## Begin

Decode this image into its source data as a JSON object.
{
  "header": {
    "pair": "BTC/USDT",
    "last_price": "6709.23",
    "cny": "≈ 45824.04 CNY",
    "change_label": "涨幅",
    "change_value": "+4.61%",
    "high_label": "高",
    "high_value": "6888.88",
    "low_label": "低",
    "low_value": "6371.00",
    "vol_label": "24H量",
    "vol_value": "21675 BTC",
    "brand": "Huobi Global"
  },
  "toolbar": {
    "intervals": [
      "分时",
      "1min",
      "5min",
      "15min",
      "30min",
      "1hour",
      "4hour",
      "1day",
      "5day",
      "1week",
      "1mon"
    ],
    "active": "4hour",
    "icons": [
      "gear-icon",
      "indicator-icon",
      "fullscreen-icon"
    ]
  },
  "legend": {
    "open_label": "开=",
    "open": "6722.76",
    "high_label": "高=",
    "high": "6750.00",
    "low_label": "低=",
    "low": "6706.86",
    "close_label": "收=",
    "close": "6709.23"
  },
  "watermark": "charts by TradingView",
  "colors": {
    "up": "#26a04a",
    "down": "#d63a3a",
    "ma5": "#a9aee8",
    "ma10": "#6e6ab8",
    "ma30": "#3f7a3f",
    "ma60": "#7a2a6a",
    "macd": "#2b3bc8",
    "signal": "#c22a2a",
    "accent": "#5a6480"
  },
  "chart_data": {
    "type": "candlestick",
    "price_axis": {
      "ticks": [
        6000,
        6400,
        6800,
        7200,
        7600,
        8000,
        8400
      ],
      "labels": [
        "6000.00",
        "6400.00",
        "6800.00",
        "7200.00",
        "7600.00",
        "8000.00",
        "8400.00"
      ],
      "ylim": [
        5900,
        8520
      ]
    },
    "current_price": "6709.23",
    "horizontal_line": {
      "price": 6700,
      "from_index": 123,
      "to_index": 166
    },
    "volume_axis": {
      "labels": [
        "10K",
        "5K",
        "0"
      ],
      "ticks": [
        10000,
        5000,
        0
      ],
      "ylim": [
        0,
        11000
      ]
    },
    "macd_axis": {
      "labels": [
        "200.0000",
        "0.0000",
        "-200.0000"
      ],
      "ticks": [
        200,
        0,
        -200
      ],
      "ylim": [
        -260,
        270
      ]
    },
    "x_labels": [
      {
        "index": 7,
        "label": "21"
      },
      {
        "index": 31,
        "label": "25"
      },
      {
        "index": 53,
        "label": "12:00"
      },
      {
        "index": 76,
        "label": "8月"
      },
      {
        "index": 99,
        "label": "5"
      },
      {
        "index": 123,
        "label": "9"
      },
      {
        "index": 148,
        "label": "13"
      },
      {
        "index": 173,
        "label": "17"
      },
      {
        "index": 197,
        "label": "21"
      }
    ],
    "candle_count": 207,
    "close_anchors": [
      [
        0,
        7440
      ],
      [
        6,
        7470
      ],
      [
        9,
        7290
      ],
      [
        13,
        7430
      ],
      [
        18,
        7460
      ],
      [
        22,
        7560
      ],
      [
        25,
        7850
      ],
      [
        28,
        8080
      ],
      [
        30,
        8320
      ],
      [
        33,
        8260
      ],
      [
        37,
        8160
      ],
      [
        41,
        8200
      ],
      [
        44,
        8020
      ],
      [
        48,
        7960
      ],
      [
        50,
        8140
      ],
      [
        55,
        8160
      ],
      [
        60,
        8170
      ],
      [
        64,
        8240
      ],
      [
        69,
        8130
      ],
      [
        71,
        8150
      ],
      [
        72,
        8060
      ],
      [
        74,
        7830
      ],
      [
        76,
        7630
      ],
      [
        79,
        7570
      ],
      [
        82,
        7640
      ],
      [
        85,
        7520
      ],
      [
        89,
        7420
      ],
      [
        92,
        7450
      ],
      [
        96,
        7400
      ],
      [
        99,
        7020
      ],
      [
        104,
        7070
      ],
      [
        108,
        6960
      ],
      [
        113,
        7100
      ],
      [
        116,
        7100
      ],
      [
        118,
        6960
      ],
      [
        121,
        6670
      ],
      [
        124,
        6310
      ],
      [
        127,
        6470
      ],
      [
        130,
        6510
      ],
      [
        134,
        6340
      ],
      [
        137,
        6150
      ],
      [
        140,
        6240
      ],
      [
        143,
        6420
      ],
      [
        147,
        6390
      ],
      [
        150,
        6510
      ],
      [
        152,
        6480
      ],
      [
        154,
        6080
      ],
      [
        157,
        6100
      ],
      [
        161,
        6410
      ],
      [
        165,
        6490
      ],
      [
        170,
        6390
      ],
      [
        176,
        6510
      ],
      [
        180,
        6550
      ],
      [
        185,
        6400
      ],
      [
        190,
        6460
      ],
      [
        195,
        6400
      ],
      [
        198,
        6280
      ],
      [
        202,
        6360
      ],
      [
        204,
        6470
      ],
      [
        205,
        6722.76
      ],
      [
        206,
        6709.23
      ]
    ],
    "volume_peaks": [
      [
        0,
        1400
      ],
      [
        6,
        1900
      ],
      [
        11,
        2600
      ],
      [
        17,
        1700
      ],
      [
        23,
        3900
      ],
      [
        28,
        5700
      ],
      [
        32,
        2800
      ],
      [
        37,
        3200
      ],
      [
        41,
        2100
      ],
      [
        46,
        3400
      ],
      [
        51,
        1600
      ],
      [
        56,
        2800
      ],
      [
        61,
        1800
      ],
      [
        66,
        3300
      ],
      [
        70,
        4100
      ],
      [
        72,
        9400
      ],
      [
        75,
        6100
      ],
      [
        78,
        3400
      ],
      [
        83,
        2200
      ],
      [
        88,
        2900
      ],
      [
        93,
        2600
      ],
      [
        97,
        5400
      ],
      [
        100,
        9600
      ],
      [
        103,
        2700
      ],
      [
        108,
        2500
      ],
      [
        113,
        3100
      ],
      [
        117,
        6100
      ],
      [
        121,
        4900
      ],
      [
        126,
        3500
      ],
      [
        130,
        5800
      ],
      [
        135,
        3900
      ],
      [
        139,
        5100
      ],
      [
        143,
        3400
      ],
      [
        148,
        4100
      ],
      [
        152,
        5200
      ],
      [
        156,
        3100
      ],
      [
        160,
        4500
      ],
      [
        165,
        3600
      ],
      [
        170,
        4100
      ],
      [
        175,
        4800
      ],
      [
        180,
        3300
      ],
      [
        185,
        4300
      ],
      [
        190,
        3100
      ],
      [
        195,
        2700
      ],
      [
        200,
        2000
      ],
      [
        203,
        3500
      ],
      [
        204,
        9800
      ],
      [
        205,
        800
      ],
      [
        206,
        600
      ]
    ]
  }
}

## End

_Short exercise:_ Restate the whole of the material exactly.

_Solution below:_
Decode this image into its source data as a JSON object.
{
  "header": {
    "pair": "BTC/USDT",
    "last_price": "6709.23",
    "cny": "≈ 45824.04 CNY",
    "change_label": "涨幅",
    "change_value": "+4.61%",
    "high_label": "高",
    "high_value": "6888.88",
    "low_label": "低",
    "low_value": "6371.00",
    "vol_label": "24H量",
    "vol_value": "21675 BTC",
    "brand": "Huobi Global"
  },
  "toolbar": {
    "intervals": [
      "分时",
      "1min",
      "5min",
      "15min",
      "30min",
      "1hour",
      "4hour",
      "1day",
      "5day",
      "1week",
      "1mon"
    ],
    "active": "4hour",
    "icons": [
      "gear-icon",
      "indicator-icon",
      "fullscreen-icon"
    ]
  },
  "legend": {
    "open_label": "开=",
    "open": "6722.76",
    "high_label": "高=",
    "high": "6750.00",
    "low_label": "低=",
    "low": "6706.86",
    "close_label": "收=",
    "close": "6709.23"
  },
  "watermark": "charts by TradingView",
  "colors": {
    "up": "#26a04a",
    "down": "#d63a3a",
    "ma5": "#a9aee8",
    "ma10": "#6e6ab8",
    "ma30": "#3f7a3f",
    "ma60": "#7a2a6a",
    "macd": "#2b3bc8",
    "signal": "#c22a2a",
    "accent": "#5a6480"
  },
  "chart_data": {
    "type": "candlestick",
    "price_axis": {
      "ticks": [
        6000,
        6400,
        6800,
        7200,
        7600,
        8000,
        8400
      ],
      "labels": [
        "6000.00",
        "6400.00",
        "6800.00",
        "7200.00",
        "7600.00",
        "8000.00",
        "8400.00"
      ],
      "ylim": [
        5900,
        8520
      ]
    },
    "current_price": "6709.23",
    "horizontal_line": {
      "price": 6700,
      "from_index": 123,
      "to_index": 166
    },
    "volume_axis": {
      "labels": [
        "10K",
        "5K",
        "0"
      ],
      "ticks": [
        10000,
        5000,
        0
      ],
      "ylim": [
        0,
        11000
      ]
    },
    "macd_axis": {
      "labels": [
        "200.0000",
        "0.0000",
        "-200.0000"
      ],
      "ticks": [
        200,
        0,
        -200
      ],
      "ylim": [
        -260,
        270
      ]
    },
    "x_labels": [
      {
        "index": 7,
        "label": "21"
      },
      {
        "index": 31,
        "label": "25"
      },
      {
        "index": 53,
        "label": "12:00"
      },
      {
        "index": 76,
        "label": "8月"
      },
      {
        "index": 99,
        "label": "5"
      },
      {
        "index": 123,
        "label": "9"
      },
      {
        "index": 148,
        "label": "13"
      },
      {
        "index": 173,
        "label": "17"
      },
      {
        "index": 197,
        "label": "21"
      }
    ],
    "candle_count": 207,
    "close_anchors": [
      [
        0,
        7440
      ],
      [
        6,
        7470
      ],
      [
        9,
        7290
      ],
      [
        13,
        7430
      ],
      [
        18,
        7460
      ],
      [
        22,
        7560
      ],
      [
        25,
        7850
      ],
      [
        28,
        8080
      ],
      [
        30,
        8320
      ],
      [
        33,
        8260
      ],
      [
        37,
        8160
      ],
      [
        41,
        8200
      ],
      [
        44,
        8020
      ],
      [
        48,
        7960
      ],
      [
        50,
        8140
      ],
      [
        55,
        8160
      ],
      [
        60,
        8170
      ],
      [
        64,
        8240
      ],
      [
        69,
        8130
      ],
      [
        71,
        8150
      ],
      [
        72,
        8060
      ],
      [
        74,
        7830
      ],
      [
        76,
        7630
      ],
      [
        79,
        7570
      ],
      [
        82,
        7640
      ],
      [
        85,
        7520
      ],
      [
        89,
        7420
      ],
      [
        92,
        7450
      ],
      [
        96,
        7400
      ],
      [
        99,
        7020
      ],
      [
        104,
        7070
      ],
      [
        108,
        6960
      ],
      [
        113,
        7100
      ],
      [
        116,
        7100
      ],
      [
        118,
        6960
      ],
      [
        121,
        6670
      ],
      [
        124,
        6310
      ],
      [
        127,
        6470
      ],
      [
        130,
        6510
      ],
      [
        134,
        6340
      ],
      [
        137,
        6150
      ],
      [
        140,
        6240
      ],
      [
        143,
        6420
      ],
      [
        147,
        6390
      ],
      [
        150,
        6510
      ],
      [
        152,
        6480
      ],
      [
        154,
        6080
      ],
      [
        157,
        6100
      ],
      [
        161,
        6410
      ],
      [
        165,
        6490
      ],
      [
        170,
        6390
      ],
      [
        176,
        6510
      ],
      [
        180,
        6550
      ],
      [
        185,
        6400
      ],
      [
        190,
        6460
      ],
      [
        195,
        6400
      ],
      [
        198,
        6280
      ],
      [
        202,
        6360
      ],
      [
        204,
        6470
      ],
      [
        205,
        6722.76
      ],
      [
        206,
        6709.23
      ]
    ],
    "volume_peaks": [
      [
        0,
        1400
      ],
      [
        6,
        1900
      ],
      [
        11,
        2600
      ],
      [
        17,
        1700
      ],
      [
        23,
        3900
      ],
      [
        28,
        5700
      ],
      [
        32,
        2800
      ],
      [
        37,
        3200
      ],
      [
        41,
        2100
      ],
      [
        46,
        3400
      ],
      [
        51,
        1600
      ],
      [
        56,
        2800
      ],
      [
        61,
        1800
      ],
      [
        66,
        3300
      ],
      [
        70,
        4100
      ],
      [
        72,
        9400
      ],
      [
        75,
        6100
      ],
      [
        78,
        3400
      ],
      [
        83,
        2200
      ],
      [
        88,
        2900
      ],
      [
        93,
        2600
      ],
      [
        97,
        5400
      ],
      [
        100,
        9600
      ],
      [
        103,
        2700
      ],
      [
        108,
        2500
      ],
      [
        113,
        3100
      ],
      [
        117,
        6100
      ],
      [
        121,
        4900
      ],
      [
        126,
        3500
      ],
      [
        130,
        5800
      ],
      [
        135,
        3900
      ],
      [
        139,
        5100
      ],
      [
        143,
        3400
      ],
      [
        148,
        4100
      ],
      [
        152,
        5200
      ],
      [
        156,
        3100
      ],
      [
        160,
        4500
      ],
      [
        165,
        3600
      ],
      [
        170,
        4100
      ],
      [
        175,
        4800
      ],
      [
        180,
        3300
      ],
      [
        185,
        4300
      ],
      [
        190,
        3100
      ],
      [
        195,
        2700
      ],
      [
        200,
        2000
      ],
      [
        203,
        3500
      ],
      [
        204,
        9800
      ],
      [
        205,
        800
      ],
      [
        206,
        600
      ]
    ]
  }
}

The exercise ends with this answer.